## What to work on
Go through the records and copy each line where the word "JSON" occurs.

=-=-=

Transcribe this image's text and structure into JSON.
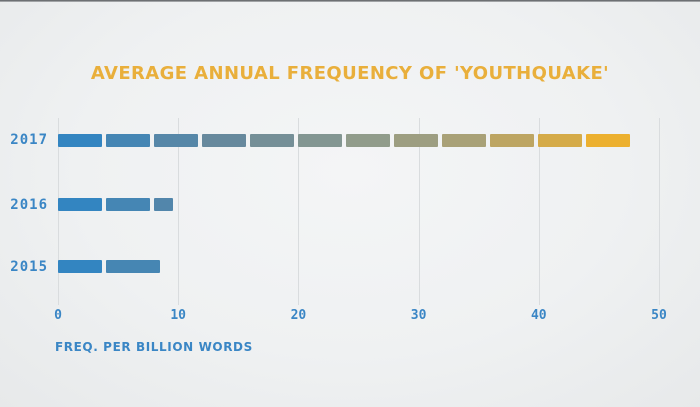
{
  "chart_data": {
    "type": "bar",
    "orientation": "horizontal",
    "bar_style": "dashed",
    "title": "AVERAGE ANNUAL FREQUENCY OF 'YOUTHQUAKE'",
    "categories": [
      "2017",
      "2016",
      "2015"
    ],
    "values": [
      47.6,
      9.6,
      8.5
    ],
    "xlabel": "FREQ. PER BILLION WORDS",
    "xlim": [
      0,
      50
    ],
    "xticks": [
      "0",
      "10",
      "20",
      "30",
      "40",
      "50"
    ],
    "grid": "vertical",
    "legend": "none",
    "gradient_stops": [
      {
        "f": 0.0,
        "color": "#2b85c7"
      },
      {
        "f": 0.25,
        "color": "#62879f"
      },
      {
        "f": 0.5,
        "color": "#8f9b8d"
      },
      {
        "f": 0.7,
        "color": "#ada274"
      },
      {
        "f": 0.92,
        "color": "#eeb02d"
      },
      {
        "f": 1.0,
        "color": "#f3b32a"
      }
    ],
    "colors": {
      "label_blue": "#3a86c5",
      "title_yellow": "#e9af3b",
      "gridline": "#d9dcde",
      "background": "#eef0f1",
      "bar_start": "#2e86c5",
      "bar_end": "#eeb02e"
    }
  }
}
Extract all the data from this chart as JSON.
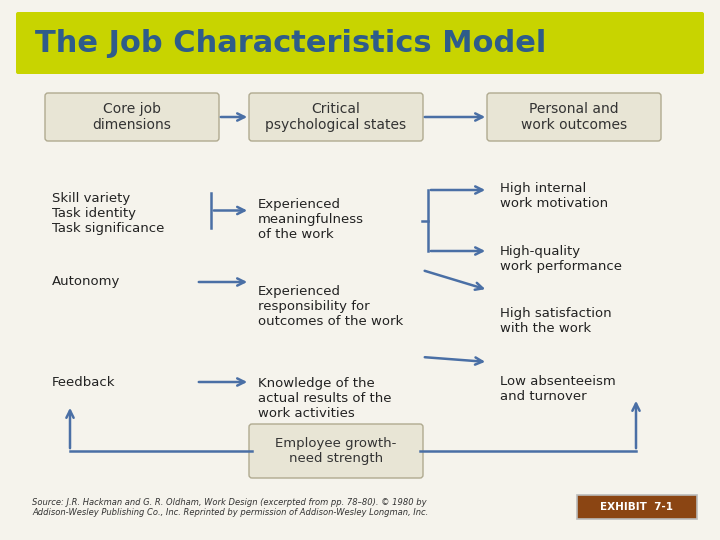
{
  "title": "The Job Characteristics Model",
  "title_bg": "#c8d400",
  "title_color": "#2e5c8a",
  "title_fontsize": 22,
  "main_bg": "#f5f3ec",
  "box_bg": "#e8e5d5",
  "box_border": "#b0aa90",
  "arrow_color": "#4a6fa5",
  "exhibit_bg": "#8b4513",
  "exhibit_color": "#ffffff",
  "exhibit_text": "EXHIBIT  7-1",
  "source_text": "Source: J.R. Hackman and G. R. Oldham, Work Design (excerpted from pp. 78–80). © 1980 by\nAddison-Wesley Publishing Co., Inc. Reprinted by permission of Addison-Wesley Longman, Inc.",
  "col1_header": "Core job\ndimensions",
  "col2_header": "Critical\npsychological states",
  "col3_header": "Personal and\nwork outcomes",
  "col1_items": [
    "Skill variety\nTask identity\nTask significance",
    "Autonomy",
    "Feedback"
  ],
  "col2_items": [
    "Experienced\nmeaningfulness\nof the work",
    "Experienced\nresponsibility for\noutcomes of the work",
    "Knowledge of the\nactual results of the\nwork activities"
  ],
  "col3_items": [
    "High internal\nwork motivation",
    "High-quality\nwork performance",
    "High satisfaction\nwith the work",
    "Low absenteeism\nand turnover"
  ],
  "bottom_box": "Employee growth-\nneed strength"
}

=-=-=

## Task answer
Transcribe this image's text and structure into JSON.
Extract all the data from this chart as JSON.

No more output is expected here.